Figure content listings
++++

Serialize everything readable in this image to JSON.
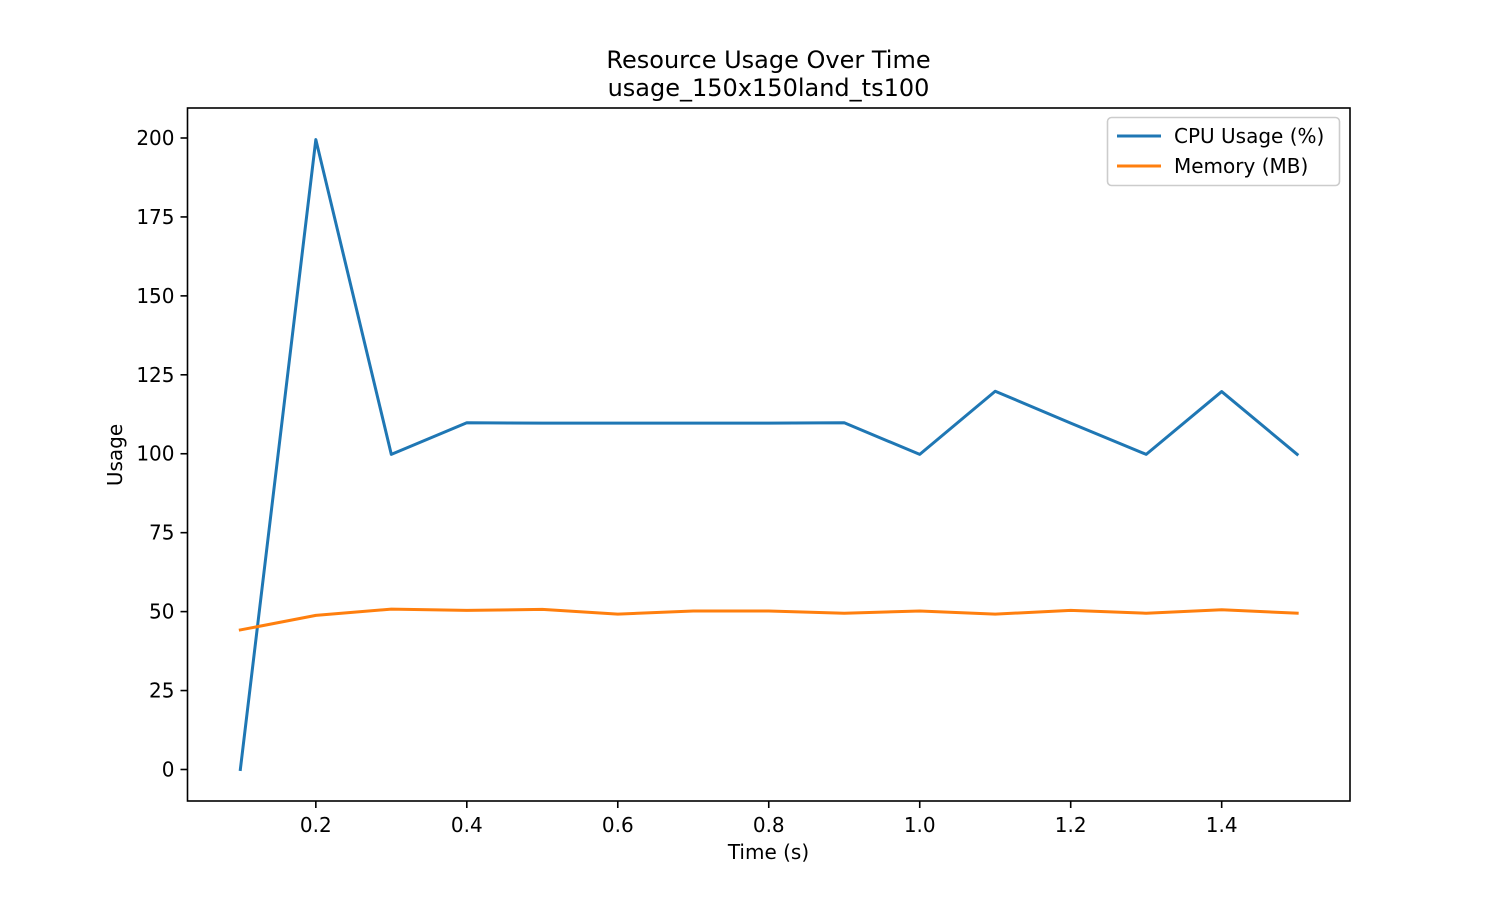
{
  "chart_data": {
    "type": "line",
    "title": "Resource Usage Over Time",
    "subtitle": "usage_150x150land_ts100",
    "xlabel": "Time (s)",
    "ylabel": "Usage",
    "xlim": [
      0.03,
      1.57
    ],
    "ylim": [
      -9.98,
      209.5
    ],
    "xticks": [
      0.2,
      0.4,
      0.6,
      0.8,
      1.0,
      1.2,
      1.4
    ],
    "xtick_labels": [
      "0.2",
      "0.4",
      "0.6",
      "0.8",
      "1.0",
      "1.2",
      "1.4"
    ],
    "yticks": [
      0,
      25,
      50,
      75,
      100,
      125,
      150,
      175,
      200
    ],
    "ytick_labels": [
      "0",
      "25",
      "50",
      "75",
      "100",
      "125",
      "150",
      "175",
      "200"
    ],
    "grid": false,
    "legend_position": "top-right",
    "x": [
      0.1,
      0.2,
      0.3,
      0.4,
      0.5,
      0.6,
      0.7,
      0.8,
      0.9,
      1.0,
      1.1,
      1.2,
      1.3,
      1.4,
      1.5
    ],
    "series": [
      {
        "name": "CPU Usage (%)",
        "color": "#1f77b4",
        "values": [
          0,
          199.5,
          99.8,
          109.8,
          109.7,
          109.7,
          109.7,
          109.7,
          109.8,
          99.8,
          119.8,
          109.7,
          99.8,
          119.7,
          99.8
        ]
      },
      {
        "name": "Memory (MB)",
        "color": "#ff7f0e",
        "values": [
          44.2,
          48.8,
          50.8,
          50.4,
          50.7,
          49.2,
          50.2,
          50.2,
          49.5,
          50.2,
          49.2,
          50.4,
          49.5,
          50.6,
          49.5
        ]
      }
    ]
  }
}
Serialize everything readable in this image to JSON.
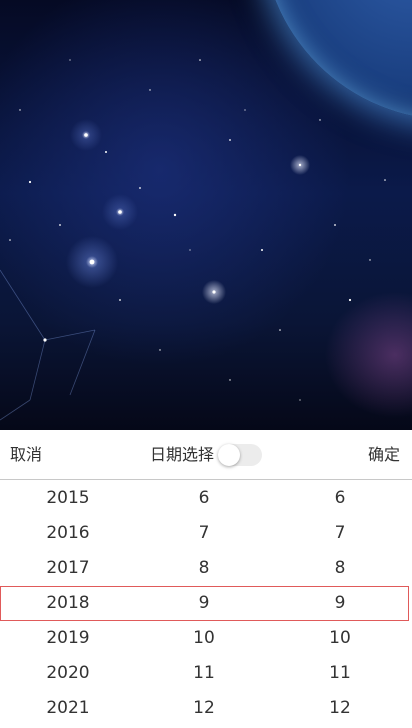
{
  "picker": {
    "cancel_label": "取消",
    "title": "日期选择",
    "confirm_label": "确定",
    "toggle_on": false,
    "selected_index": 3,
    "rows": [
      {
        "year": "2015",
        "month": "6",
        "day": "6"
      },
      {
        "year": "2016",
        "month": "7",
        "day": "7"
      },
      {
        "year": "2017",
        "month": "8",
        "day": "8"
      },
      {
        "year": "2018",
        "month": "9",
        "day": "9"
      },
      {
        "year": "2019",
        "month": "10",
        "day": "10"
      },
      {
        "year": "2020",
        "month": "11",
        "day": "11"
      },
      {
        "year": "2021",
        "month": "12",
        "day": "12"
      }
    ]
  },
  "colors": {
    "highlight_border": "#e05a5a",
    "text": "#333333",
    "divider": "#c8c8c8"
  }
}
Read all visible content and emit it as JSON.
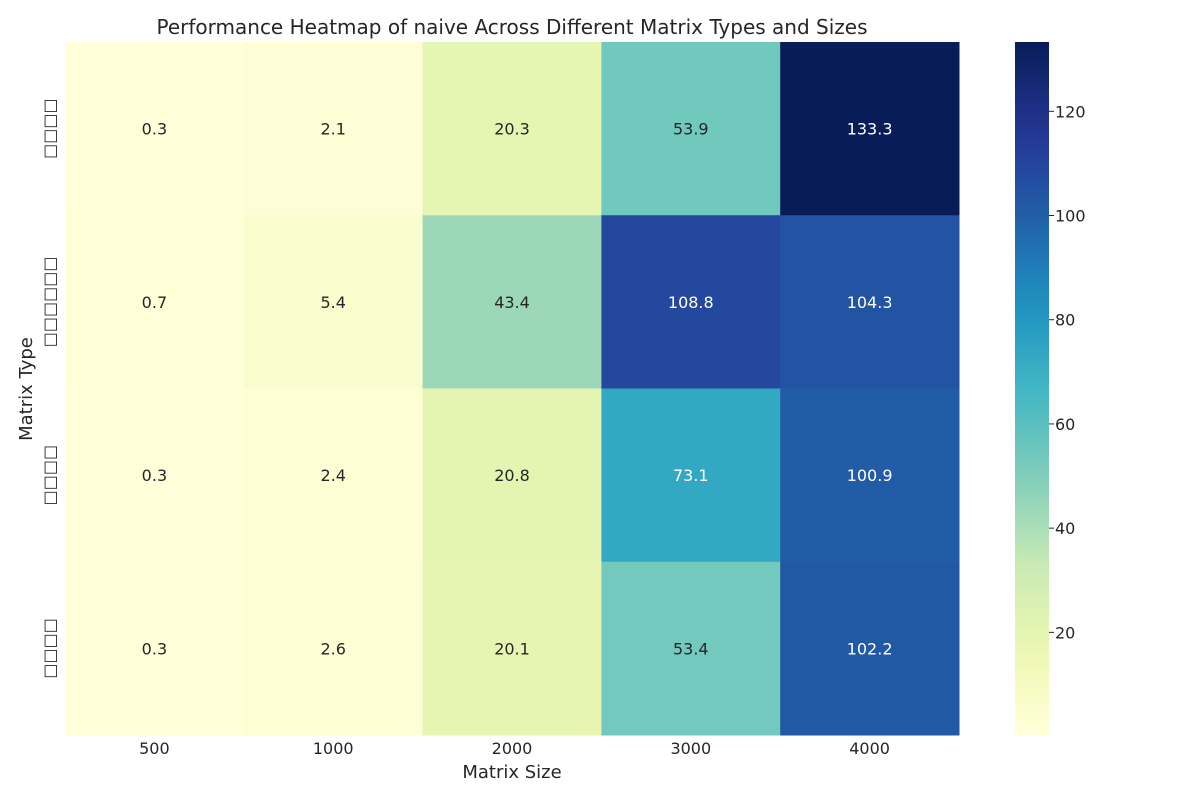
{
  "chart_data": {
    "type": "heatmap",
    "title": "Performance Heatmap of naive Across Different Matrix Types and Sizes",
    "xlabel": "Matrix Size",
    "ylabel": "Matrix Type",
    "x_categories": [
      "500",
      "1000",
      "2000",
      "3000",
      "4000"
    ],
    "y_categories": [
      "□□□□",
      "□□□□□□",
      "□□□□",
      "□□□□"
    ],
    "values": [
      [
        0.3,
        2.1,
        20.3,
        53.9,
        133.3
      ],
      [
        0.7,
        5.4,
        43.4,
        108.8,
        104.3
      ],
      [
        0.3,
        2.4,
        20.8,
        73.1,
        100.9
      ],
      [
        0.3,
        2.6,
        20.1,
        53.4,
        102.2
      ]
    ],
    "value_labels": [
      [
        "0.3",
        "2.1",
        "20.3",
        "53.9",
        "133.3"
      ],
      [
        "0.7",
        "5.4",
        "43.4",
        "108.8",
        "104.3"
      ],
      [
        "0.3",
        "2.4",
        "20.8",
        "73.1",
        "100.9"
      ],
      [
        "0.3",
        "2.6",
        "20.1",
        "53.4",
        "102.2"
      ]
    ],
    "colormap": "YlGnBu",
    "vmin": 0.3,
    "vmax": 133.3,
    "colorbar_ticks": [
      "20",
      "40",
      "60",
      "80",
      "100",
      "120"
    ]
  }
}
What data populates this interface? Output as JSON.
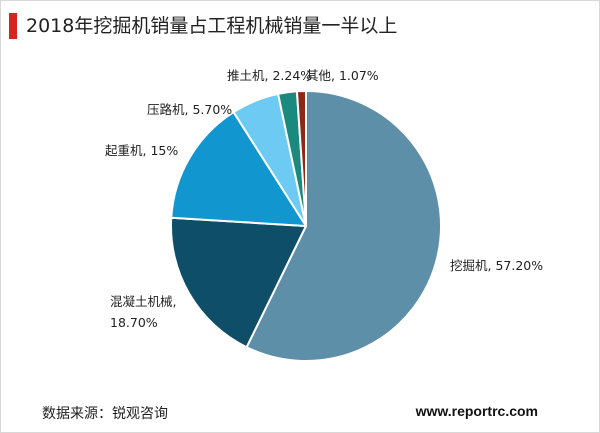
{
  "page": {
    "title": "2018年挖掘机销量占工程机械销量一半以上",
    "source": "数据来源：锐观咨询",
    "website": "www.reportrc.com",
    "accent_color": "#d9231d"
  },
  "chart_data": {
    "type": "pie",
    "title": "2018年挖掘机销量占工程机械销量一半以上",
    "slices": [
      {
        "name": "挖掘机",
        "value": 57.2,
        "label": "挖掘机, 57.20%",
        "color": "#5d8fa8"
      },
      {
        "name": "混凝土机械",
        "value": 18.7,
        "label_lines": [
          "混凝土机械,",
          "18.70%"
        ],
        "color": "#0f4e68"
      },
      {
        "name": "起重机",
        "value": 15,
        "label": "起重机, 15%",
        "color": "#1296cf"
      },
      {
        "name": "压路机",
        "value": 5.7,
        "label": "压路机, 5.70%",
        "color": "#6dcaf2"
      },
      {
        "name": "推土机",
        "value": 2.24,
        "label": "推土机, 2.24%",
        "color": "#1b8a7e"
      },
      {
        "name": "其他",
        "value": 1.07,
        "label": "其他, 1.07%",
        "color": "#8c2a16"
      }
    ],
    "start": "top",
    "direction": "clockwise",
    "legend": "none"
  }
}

++++

> **Do this**:
Without the pictures, copy the material exactly as given.

> **Result of this exercise**:
Serialize everything readable in this image to JSON.
{
  "chart_data": {
    "type": "line",
    "title": "Resource Usage Over Time",
    "subtitle": "usage_150x150land_ts100",
    "xlabel": "Time (s)",
    "ylabel": "Usage",
    "xlim": [
      0.03,
      1.57
    ],
    "ylim": [
      -9.98,
      209.5
    ],
    "xticks": [
      0.2,
      0.4,
      0.6,
      0.8,
      1.0,
      1.2,
      1.4
    ],
    "xtick_labels": [
      "0.2",
      "0.4",
      "0.6",
      "0.8",
      "1.0",
      "1.2",
      "1.4"
    ],
    "yticks": [
      0,
      25,
      50,
      75,
      100,
      125,
      150,
      175,
      200
    ],
    "ytick_labels": [
      "0",
      "25",
      "50",
      "75",
      "100",
      "125",
      "150",
      "175",
      "200"
    ],
    "grid": false,
    "legend_position": "top-right",
    "x": [
      0.1,
      0.2,
      0.3,
      0.4,
      0.5,
      0.6,
      0.7,
      0.8,
      0.9,
      1.0,
      1.1,
      1.2,
      1.3,
      1.4,
      1.5
    ],
    "series": [
      {
        "name": "CPU Usage (%)",
        "color": "#1f77b4",
        "values": [
          0,
          199.5,
          99.8,
          109.8,
          109.7,
          109.7,
          109.7,
          109.7,
          109.8,
          99.8,
          119.8,
          109.7,
          99.8,
          119.7,
          99.8
        ]
      },
      {
        "name": "Memory (MB)",
        "color": "#ff7f0e",
        "values": [
          44.2,
          48.8,
          50.8,
          50.4,
          50.7,
          49.2,
          50.2,
          50.2,
          49.5,
          50.2,
          49.2,
          50.4,
          49.5,
          50.6,
          49.5
        ]
      }
    ]
  }
}
Serialize everything readable in this image to JSON.
{
  "picker": {
    "cancel_label": "取消",
    "title": "日期选择",
    "confirm_label": "确定",
    "toggle_on": false,
    "selected_index": 3,
    "rows": [
      {
        "year": "2015",
        "month": "6",
        "day": "6"
      },
      {
        "year": "2016",
        "month": "7",
        "day": "7"
      },
      {
        "year": "2017",
        "month": "8",
        "day": "8"
      },
      {
        "year": "2018",
        "month": "9",
        "day": "9"
      },
      {
        "year": "2019",
        "month": "10",
        "day": "10"
      },
      {
        "year": "2020",
        "month": "11",
        "day": "11"
      },
      {
        "year": "2021",
        "month": "12",
        "day": "12"
      }
    ]
  },
  "colors": {
    "highlight_border": "#e05a5a",
    "text": "#333333",
    "divider": "#c8c8c8"
  }
}
Read all visible content and emit it as JSON.
{
  "chart_data": {
    "type": "heatmap",
    "title": "Performance Heatmap of naive Across Different Matrix Types and Sizes",
    "xlabel": "Matrix Size",
    "ylabel": "Matrix Type",
    "x_categories": [
      "500",
      "1000",
      "2000",
      "3000",
      "4000"
    ],
    "y_categories": [
      "□□□□",
      "□□□□□□",
      "□□□□",
      "□□□□"
    ],
    "values": [
      [
        0.3,
        2.1,
        20.3,
        53.9,
        133.3
      ],
      [
        0.7,
        5.4,
        43.4,
        108.8,
        104.3
      ],
      [
        0.3,
        2.4,
        20.8,
        73.1,
        100.9
      ],
      [
        0.3,
        2.6,
        20.1,
        53.4,
        102.2
      ]
    ],
    "value_labels": [
      [
        "0.3",
        "2.1",
        "20.3",
        "53.9",
        "133.3"
      ],
      [
        "0.7",
        "5.4",
        "43.4",
        "108.8",
        "104.3"
      ],
      [
        "0.3",
        "2.4",
        "20.8",
        "73.1",
        "100.9"
      ],
      [
        "0.3",
        "2.6",
        "20.1",
        "53.4",
        "102.2"
      ]
    ],
    "colormap": "YlGnBu",
    "vmin": 0.3,
    "vmax": 133.3,
    "colorbar_ticks": [
      "20",
      "40",
      "60",
      "80",
      "100",
      "120"
    ]
  }
}
What data populates this interface? Output as JSON.
{
  "page": {
    "title": "2018年挖掘机销量占工程机械销量一半以上",
    "source": "数据来源：锐观咨询",
    "website": "www.reportrc.com",
    "accent_color": "#d9231d"
  },
  "chart_data": {
    "type": "pie",
    "title": "2018年挖掘机销量占工程机械销量一半以上",
    "slices": [
      {
        "name": "挖掘机",
        "value": 57.2,
        "label": "挖掘机, 57.20%",
        "color": "#5d8fa8"
      },
      {
        "name": "混凝土机械",
        "value": 18.7,
        "label_lines": [
          "混凝土机械,",
          "18.70%"
        ],
        "color": "#0f4e68"
      },
      {
        "name": "起重机",
        "value": 15,
        "label": "起重机, 15%",
        "color": "#1296cf"
      },
      {
        "name": "压路机",
        "value": 5.7,
        "label": "压路机, 5.70%",
        "color": "#6dcaf2"
      },
      {
        "name": "推土机",
        "value": 2.24,
        "label": "推土机, 2.24%",
        "color": "#1b8a7e"
      },
      {
        "name": "其他",
        "value": 1.07,
        "label": "其他, 1.07%",
        "color": "#8c2a16"
      }
    ],
    "start": "top",
    "direction": "clockwise",
    "legend": "none"
  }
}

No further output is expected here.